Written task
Look through the listing for the word "Allow". Copy each line that has it.

Dataset records
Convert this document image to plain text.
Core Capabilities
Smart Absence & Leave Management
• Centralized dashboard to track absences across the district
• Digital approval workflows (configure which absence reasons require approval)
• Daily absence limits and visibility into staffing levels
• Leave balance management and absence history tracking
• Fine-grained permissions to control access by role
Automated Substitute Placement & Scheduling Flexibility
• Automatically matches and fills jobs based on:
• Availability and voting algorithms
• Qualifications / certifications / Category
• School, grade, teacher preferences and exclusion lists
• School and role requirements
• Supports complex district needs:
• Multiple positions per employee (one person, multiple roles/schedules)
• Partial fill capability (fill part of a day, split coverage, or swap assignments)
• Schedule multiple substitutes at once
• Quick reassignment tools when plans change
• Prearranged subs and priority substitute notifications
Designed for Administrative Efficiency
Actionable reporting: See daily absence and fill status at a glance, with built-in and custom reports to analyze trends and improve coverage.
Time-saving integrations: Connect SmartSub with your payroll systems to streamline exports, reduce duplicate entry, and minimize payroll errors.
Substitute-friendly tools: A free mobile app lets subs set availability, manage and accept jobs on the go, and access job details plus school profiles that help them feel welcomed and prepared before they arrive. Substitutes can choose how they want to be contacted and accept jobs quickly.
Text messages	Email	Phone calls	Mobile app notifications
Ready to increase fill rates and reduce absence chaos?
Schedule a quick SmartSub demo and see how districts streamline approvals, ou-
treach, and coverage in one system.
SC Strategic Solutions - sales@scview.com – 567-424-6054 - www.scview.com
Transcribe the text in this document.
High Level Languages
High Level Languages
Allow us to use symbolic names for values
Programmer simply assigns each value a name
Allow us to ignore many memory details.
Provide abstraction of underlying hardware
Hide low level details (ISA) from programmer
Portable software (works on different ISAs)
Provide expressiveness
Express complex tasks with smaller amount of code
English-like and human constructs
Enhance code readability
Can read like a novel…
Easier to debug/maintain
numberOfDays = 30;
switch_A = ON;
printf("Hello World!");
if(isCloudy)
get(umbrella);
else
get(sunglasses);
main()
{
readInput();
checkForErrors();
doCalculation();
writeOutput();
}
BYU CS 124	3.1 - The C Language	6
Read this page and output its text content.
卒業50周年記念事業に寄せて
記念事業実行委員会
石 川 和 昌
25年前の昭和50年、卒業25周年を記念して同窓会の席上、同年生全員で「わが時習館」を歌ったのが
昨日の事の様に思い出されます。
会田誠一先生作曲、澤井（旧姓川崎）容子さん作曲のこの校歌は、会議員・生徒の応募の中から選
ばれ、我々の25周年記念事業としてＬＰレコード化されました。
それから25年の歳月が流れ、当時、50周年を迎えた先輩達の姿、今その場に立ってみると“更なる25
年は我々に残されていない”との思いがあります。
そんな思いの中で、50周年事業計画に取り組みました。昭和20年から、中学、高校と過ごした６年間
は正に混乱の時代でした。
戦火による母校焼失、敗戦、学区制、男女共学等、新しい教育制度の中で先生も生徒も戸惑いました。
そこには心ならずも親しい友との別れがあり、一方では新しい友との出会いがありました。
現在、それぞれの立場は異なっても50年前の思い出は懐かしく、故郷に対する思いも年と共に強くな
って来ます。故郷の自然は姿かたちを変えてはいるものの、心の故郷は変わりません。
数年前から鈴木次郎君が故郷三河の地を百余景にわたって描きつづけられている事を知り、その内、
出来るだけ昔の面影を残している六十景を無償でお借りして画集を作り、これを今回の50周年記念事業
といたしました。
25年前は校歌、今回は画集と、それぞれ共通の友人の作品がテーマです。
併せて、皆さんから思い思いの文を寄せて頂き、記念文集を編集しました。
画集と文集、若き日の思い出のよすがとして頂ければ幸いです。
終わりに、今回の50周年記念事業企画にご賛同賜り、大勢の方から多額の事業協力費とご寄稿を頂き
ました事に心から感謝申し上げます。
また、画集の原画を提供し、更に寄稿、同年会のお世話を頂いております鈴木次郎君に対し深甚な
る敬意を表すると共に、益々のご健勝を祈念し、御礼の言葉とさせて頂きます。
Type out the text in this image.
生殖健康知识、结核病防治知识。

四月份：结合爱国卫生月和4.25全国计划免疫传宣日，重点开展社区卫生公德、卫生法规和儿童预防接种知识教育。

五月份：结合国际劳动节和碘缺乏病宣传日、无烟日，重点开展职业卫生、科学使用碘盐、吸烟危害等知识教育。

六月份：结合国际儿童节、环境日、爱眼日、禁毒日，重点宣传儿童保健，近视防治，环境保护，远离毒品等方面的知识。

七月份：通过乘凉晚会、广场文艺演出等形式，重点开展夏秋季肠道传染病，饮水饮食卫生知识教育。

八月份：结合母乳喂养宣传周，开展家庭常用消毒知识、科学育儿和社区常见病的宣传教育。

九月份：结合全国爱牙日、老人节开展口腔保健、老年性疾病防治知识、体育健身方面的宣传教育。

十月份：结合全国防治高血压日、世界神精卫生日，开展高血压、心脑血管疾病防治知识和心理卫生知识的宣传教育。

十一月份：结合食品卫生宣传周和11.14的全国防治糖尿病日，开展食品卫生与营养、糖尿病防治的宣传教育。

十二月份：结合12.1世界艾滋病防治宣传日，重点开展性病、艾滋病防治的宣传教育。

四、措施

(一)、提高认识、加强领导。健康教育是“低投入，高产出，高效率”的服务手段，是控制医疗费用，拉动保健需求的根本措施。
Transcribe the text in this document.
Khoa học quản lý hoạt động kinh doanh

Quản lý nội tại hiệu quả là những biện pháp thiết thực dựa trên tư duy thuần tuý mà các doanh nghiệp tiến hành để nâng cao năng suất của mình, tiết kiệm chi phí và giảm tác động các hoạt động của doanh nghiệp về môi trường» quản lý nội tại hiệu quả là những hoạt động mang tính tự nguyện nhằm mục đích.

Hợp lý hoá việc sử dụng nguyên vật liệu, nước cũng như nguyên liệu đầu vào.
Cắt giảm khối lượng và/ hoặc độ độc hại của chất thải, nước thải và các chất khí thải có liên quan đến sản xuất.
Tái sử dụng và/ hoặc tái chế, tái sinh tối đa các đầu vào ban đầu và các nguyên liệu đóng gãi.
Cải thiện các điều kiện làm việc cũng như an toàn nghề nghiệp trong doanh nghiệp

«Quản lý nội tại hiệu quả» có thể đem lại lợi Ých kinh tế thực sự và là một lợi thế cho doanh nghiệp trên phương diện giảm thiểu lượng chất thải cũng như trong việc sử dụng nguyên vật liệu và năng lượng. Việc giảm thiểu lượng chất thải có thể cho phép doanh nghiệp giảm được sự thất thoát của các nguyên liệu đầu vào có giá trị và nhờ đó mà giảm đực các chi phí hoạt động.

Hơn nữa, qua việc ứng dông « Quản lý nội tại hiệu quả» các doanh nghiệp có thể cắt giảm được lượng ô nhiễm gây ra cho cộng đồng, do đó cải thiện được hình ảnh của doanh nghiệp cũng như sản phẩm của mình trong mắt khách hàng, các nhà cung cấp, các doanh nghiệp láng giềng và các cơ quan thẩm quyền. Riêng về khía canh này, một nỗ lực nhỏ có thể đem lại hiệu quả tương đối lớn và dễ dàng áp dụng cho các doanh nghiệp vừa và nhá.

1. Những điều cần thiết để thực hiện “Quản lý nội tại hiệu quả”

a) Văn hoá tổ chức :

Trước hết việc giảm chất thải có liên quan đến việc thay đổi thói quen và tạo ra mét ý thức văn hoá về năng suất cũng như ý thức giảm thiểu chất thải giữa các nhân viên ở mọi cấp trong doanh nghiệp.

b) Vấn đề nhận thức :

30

Task answer
Allow us to use symbolic names for values
Allow us to ignore many memory details.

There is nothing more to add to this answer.